**Aim**:
Gather every line holding the string "name".

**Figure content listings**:
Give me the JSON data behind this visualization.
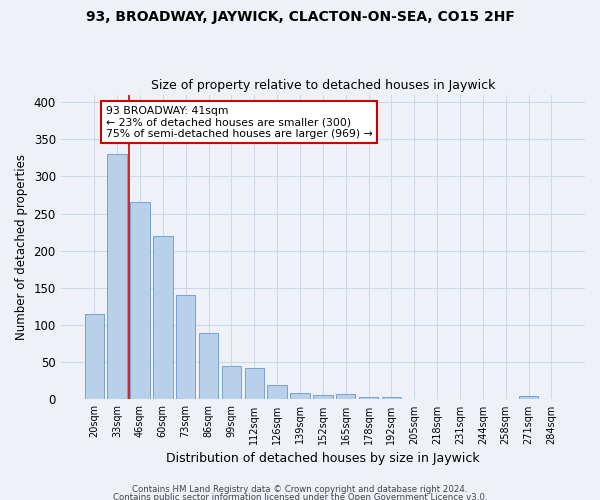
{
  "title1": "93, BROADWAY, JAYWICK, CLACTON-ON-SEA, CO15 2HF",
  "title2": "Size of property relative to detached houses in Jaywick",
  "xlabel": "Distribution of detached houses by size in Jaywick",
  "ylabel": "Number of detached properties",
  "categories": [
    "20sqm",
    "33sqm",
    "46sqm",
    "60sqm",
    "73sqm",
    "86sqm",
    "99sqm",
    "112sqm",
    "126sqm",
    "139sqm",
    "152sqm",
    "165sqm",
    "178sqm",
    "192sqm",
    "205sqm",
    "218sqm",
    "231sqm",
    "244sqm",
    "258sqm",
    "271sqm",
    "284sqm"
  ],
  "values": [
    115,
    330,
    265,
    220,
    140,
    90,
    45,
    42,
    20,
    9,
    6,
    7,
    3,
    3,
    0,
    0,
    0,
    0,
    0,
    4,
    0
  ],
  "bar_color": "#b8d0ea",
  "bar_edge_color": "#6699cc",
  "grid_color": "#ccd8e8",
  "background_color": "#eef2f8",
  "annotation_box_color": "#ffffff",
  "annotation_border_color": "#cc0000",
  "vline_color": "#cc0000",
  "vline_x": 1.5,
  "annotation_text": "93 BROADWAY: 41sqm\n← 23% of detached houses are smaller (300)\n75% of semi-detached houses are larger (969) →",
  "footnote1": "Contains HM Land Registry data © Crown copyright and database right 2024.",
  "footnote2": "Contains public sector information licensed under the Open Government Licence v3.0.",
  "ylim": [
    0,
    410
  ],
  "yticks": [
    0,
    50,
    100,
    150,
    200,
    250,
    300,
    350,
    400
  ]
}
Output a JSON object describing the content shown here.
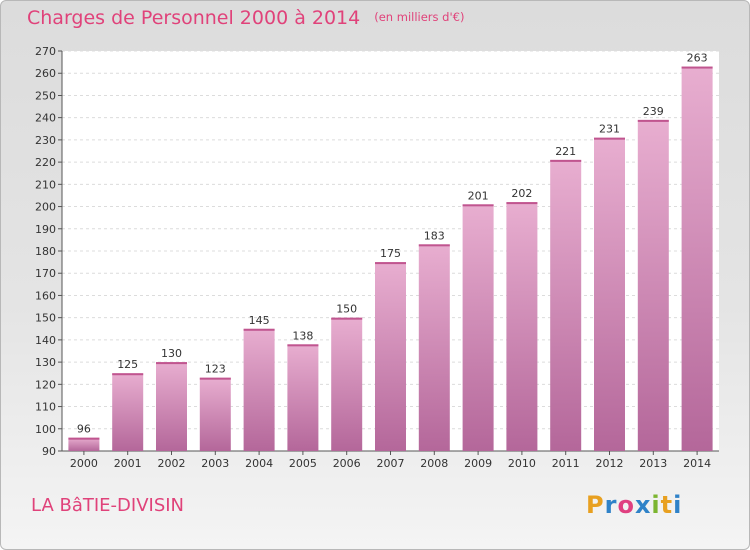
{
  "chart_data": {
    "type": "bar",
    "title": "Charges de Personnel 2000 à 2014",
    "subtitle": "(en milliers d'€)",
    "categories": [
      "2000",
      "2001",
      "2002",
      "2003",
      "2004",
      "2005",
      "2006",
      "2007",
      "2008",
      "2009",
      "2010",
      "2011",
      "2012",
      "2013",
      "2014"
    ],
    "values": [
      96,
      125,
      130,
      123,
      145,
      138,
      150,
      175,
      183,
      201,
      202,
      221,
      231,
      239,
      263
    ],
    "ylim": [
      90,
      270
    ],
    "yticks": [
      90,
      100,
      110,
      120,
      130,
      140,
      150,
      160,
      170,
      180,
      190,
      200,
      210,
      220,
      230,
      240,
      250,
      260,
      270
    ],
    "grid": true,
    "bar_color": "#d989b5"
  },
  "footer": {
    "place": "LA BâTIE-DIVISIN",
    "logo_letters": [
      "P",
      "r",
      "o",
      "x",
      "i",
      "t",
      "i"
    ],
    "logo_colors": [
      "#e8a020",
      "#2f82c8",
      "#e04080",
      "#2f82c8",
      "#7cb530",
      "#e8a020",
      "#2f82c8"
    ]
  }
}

---

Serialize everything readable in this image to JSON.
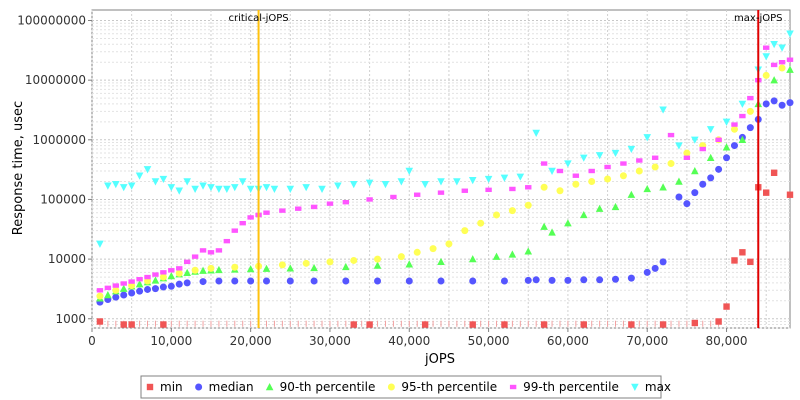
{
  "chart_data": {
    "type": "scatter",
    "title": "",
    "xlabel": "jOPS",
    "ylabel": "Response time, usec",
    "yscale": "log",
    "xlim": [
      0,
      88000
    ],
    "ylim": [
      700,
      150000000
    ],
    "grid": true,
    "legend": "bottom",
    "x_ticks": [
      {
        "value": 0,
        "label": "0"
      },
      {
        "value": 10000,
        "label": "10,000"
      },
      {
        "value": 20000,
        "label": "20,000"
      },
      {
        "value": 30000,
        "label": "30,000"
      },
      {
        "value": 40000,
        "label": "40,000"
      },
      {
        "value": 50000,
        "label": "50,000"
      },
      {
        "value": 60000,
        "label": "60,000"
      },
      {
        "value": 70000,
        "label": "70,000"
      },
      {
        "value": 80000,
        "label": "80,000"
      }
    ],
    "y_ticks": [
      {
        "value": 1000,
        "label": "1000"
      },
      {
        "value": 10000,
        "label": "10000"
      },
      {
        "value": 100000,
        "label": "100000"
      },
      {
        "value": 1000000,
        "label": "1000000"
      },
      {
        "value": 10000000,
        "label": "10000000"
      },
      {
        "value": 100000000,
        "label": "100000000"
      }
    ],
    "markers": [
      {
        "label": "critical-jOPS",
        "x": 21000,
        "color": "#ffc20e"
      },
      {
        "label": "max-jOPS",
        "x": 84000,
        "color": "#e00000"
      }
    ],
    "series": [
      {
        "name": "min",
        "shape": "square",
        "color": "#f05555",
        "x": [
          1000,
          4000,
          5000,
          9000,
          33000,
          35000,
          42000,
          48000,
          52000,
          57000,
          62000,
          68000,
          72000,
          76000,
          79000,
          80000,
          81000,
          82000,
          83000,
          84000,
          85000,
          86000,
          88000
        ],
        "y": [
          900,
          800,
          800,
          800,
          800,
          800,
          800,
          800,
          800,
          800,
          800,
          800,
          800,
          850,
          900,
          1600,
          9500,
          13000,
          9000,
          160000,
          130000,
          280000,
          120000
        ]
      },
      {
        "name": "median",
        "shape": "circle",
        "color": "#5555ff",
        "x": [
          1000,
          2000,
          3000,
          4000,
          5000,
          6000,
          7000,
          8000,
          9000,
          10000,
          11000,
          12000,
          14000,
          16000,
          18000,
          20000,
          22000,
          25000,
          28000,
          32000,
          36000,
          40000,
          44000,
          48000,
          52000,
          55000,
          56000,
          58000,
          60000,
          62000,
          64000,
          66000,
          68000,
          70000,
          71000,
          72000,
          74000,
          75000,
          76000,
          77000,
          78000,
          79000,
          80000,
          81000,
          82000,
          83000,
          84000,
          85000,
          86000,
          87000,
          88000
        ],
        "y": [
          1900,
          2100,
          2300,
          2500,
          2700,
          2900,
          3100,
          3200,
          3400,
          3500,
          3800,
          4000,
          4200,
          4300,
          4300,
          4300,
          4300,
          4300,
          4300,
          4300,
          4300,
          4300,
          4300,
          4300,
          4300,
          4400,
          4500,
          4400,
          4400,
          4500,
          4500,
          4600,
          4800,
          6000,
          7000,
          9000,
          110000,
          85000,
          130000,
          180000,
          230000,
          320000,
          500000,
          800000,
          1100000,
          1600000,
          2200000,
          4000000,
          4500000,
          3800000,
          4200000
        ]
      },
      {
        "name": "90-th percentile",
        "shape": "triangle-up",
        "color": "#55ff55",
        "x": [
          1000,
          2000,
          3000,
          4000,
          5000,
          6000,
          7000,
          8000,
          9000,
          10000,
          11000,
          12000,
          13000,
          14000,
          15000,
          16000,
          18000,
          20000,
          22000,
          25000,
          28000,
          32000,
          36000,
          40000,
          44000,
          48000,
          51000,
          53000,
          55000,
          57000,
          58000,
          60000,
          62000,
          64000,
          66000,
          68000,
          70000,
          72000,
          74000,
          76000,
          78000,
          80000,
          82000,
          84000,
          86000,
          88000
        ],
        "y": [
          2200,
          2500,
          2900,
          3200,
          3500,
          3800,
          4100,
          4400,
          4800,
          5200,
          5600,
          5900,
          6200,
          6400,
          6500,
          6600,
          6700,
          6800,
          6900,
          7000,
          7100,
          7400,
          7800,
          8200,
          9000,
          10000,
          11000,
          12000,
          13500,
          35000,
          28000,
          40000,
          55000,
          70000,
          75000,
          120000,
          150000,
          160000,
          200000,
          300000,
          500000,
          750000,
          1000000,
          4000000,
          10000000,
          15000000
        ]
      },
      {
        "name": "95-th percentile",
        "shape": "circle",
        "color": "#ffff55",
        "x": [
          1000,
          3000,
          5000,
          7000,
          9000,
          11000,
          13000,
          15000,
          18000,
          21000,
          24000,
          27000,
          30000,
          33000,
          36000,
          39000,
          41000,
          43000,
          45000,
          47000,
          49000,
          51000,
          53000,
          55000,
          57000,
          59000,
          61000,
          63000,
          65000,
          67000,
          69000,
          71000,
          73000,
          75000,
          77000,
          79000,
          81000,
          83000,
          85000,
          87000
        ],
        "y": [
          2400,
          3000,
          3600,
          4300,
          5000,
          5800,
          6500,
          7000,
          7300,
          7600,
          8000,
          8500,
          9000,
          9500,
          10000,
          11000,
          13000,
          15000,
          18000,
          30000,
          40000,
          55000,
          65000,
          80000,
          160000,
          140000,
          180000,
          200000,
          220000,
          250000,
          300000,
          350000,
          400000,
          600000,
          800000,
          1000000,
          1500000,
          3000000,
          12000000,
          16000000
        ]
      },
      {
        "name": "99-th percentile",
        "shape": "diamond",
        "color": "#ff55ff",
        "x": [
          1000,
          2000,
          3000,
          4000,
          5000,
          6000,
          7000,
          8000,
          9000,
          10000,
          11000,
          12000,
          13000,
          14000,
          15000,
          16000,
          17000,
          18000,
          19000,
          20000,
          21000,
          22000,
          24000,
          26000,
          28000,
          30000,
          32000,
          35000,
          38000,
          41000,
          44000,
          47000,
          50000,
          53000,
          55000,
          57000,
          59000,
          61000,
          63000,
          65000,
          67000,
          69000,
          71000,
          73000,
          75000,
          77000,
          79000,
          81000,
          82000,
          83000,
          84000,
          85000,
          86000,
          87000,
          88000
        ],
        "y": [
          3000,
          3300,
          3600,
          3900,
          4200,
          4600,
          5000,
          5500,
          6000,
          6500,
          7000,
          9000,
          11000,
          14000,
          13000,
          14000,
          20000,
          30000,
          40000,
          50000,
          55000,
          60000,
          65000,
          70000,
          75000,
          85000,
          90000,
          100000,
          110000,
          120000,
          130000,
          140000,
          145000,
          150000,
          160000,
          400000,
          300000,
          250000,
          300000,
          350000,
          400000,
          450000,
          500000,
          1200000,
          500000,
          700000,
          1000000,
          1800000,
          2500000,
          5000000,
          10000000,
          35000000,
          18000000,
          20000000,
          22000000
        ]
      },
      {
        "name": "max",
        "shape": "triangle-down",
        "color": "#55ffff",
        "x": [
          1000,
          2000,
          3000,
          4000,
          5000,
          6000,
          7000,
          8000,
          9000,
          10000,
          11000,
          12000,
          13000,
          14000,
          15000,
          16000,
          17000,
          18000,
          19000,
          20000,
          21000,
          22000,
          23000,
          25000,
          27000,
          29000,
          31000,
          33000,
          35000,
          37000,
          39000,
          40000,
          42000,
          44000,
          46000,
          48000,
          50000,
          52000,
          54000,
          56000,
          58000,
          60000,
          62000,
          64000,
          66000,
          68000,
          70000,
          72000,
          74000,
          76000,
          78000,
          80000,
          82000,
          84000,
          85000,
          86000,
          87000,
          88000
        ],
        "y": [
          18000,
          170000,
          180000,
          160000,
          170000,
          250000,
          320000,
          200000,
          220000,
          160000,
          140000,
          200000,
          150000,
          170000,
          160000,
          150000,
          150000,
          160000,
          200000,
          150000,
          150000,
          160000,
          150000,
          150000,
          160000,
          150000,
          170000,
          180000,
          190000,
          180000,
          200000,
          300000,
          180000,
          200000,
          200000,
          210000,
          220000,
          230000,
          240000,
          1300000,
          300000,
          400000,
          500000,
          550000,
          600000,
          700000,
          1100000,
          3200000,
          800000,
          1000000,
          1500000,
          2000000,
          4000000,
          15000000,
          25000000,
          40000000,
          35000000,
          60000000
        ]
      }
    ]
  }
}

**Correct result**:
        "name": "min",
        "name": "median",
        "name": "90-th percentile",
        "name": "95-th percentile",
        "name": "99-th percentile",
        "name": "max",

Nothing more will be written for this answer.